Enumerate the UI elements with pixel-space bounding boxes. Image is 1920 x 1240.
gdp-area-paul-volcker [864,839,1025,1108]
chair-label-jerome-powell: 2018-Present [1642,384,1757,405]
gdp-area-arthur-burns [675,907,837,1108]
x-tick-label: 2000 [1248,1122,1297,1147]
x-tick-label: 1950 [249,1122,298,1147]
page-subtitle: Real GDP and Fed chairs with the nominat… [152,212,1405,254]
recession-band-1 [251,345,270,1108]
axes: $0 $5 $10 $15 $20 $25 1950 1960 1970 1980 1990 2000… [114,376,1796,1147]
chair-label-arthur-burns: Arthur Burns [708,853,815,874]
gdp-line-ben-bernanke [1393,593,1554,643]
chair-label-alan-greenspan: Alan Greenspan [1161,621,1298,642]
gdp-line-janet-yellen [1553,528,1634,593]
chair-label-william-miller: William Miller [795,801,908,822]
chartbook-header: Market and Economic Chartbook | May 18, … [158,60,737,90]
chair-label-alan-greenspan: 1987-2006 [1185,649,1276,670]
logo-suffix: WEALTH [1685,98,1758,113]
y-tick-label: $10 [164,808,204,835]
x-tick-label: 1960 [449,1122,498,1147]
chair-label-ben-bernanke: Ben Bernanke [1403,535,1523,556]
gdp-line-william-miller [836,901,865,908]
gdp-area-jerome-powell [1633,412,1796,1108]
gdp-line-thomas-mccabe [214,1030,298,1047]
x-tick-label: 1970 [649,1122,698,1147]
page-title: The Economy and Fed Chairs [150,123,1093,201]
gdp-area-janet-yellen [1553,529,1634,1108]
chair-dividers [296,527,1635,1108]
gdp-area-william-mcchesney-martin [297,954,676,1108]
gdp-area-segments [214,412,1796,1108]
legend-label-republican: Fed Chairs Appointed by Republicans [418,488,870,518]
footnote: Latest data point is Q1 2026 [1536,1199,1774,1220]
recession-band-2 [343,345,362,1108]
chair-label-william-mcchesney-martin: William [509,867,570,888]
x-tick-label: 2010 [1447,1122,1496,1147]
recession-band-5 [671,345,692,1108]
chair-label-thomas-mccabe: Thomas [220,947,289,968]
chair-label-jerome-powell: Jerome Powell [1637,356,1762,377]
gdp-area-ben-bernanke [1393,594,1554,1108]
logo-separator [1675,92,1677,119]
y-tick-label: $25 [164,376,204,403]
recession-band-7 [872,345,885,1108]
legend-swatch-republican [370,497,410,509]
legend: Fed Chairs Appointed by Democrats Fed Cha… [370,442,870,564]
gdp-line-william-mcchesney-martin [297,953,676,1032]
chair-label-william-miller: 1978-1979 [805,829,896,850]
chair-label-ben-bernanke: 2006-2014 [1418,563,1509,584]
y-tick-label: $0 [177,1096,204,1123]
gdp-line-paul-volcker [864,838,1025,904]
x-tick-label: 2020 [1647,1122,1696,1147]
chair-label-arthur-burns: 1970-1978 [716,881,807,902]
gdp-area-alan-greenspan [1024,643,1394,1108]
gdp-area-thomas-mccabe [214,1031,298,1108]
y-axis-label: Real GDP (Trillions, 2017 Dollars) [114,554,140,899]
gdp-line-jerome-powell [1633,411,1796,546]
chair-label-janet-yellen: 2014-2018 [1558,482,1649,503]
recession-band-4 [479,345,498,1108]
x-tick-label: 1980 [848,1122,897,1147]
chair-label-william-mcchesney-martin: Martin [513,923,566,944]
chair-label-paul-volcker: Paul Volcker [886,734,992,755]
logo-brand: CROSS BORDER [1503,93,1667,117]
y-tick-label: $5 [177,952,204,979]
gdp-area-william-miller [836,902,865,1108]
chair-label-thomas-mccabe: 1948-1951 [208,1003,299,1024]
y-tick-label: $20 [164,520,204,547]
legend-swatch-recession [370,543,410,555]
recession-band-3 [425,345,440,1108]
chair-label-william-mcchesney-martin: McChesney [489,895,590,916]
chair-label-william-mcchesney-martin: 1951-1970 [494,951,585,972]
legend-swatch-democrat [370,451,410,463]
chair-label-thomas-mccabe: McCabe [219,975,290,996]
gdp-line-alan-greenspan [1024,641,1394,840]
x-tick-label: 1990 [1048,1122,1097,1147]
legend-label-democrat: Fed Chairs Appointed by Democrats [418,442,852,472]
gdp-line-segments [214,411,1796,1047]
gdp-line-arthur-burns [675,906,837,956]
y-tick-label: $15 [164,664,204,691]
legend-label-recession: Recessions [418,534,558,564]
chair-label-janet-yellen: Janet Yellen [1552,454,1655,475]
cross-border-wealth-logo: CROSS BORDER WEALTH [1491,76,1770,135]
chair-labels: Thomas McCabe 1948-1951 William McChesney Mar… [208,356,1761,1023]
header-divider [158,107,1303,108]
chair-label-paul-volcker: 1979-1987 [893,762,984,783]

-------

» **PROBLEM DETAILS**
Rewrite every record with "Economy" changed to "U.S. Economy" and everything else left the same.

» **TASK ANSWER**
Enumerate the UI elements with pixel-space bounding boxes. Image is 1920 x 1240.
gdp-area-paul-volcker [864,839,1025,1108]
chair-label-jerome-powell: 2018-Present [1642,384,1757,405]
gdp-area-arthur-burns [675,907,837,1108]
x-tick-label: 2000 [1248,1122,1297,1147]
x-tick-label: 1950 [249,1122,298,1147]
page-subtitle: Real GDP and Fed chairs with the nominat… [152,212,1405,254]
recession-band-1 [251,345,270,1108]
axes: $0 $5 $10 $15 $20 $25 1950 1960 1970 1980 1990 2000… [114,376,1796,1147]
chair-label-arthur-burns: Arthur Burns [708,853,815,874]
gdp-line-ben-bernanke [1393,593,1554,643]
chair-label-alan-greenspan: Alan Greenspan [1161,621,1298,642]
gdp-line-janet-yellen [1553,528,1634,593]
chair-label-william-miller: William Miller [795,801,908,822]
chartbook-header: Market and Economic Chartbook | May 18, … [158,60,737,90]
chair-label-alan-greenspan: 1987-2006 [1185,649,1276,670]
logo-suffix: WEALTH [1685,98,1758,113]
y-tick-label: $10 [164,808,204,835]
x-tick-label: 1960 [449,1122,498,1147]
chair-label-ben-bernanke: Ben Bernanke [1403,535,1523,556]
gdp-line-william-miller [836,901,865,908]
gdp-area-jerome-powell [1633,412,1796,1108]
gdp-line-thomas-mccabe [214,1030,298,1047]
x-tick-label: 1970 [649,1122,698,1147]
page-title: The U.S. Economy and Fed Chairs [150,123,1093,201]
gdp-area-janet-yellen [1553,529,1634,1108]
chair-dividers [296,527,1635,1108]
gdp-area-william-mcchesney-martin [297,954,676,1108]
gdp-area-segments [214,412,1796,1108]
legend-label-republican: Fed Chairs Appointed by Republicans [418,488,870,518]
footnote: Latest data point is Q1 2026 [1536,1199,1774,1220]
recession-band-2 [343,345,362,1108]
chair-label-william-mcchesney-martin: William [509,867,570,888]
x-tick-label: 2010 [1447,1122,1496,1147]
recession-band-5 [671,345,692,1108]
chair-label-thomas-mccabe: Thomas [220,947,289,968]
chair-label-jerome-powell: Jerome Powell [1637,356,1762,377]
gdp-area-ben-bernanke [1393,594,1554,1108]
logo-separator [1675,92,1677,119]
y-tick-label: $25 [164,376,204,403]
recession-band-7 [872,345,885,1108]
legend-swatch-republican [370,497,410,509]
legend: Fed Chairs Appointed by Democrats Fed Cha… [370,442,870,564]
gdp-line-william-mcchesney-martin [297,953,676,1032]
chair-label-william-miller: 1978-1979 [805,829,896,850]
chair-label-ben-bernanke: 2006-2014 [1418,563,1509,584]
y-tick-label: $0 [177,1096,204,1123]
gdp-line-paul-volcker [864,838,1025,904]
x-tick-label: 2020 [1647,1122,1696,1147]
chair-label-arthur-burns: 1970-1978 [716,881,807,902]
gdp-area-alan-greenspan [1024,643,1394,1108]
gdp-area-thomas-mccabe [214,1031,298,1108]
y-axis-label: Real GDP (Trillions, 2017 Dollars) [114,554,140,899]
gdp-line-jerome-powell [1633,411,1796,546]
chair-label-janet-yellen: 2014-2018 [1558,482,1649,503]
recession-band-4 [479,345,498,1108]
x-tick-label: 1980 [848,1122,897,1147]
chair-label-william-mcchesney-martin: Martin [513,923,566,944]
chair-label-paul-volcker: Paul Volcker [886,734,992,755]
logo-brand: CROSS BORDER [1503,93,1667,117]
y-tick-label: $5 [177,952,204,979]
gdp-area-william-miller [836,902,865,1108]
chair-label-thomas-mccabe: 1948-1951 [208,1003,299,1024]
y-tick-label: $20 [164,520,204,547]
legend-swatch-recession [370,543,410,555]
recession-band-3 [425,345,440,1108]
chair-label-william-mcchesney-martin: McChesney [489,895,590,916]
chair-label-william-mcchesney-martin: 1951-1970 [494,951,585,972]
legend-swatch-democrat [370,451,410,463]
chair-label-thomas-mccabe: McCabe [219,975,290,996]
gdp-line-alan-greenspan [1024,641,1394,840]
x-tick-label: 1990 [1048,1122,1097,1147]
legend-label-democrat: Fed Chairs Appointed by Democrats [418,442,852,472]
gdp-line-segments [214,411,1796,1047]
gdp-line-arthur-burns [675,906,837,956]
y-tick-label: $15 [164,664,204,691]
legend-label-recession: Recessions [418,534,558,564]
chair-label-janet-yellen: Janet Yellen [1552,454,1655,475]
cross-border-wealth-logo: CROSS BORDER WEALTH [1491,76,1770,135]
chair-labels: Thomas McCabe 1948-1951 William McChesney Mar… [208,356,1761,1023]
header-divider [158,107,1303,108]
chair-label-paul-volcker: 1979-1987 [893,762,984,783]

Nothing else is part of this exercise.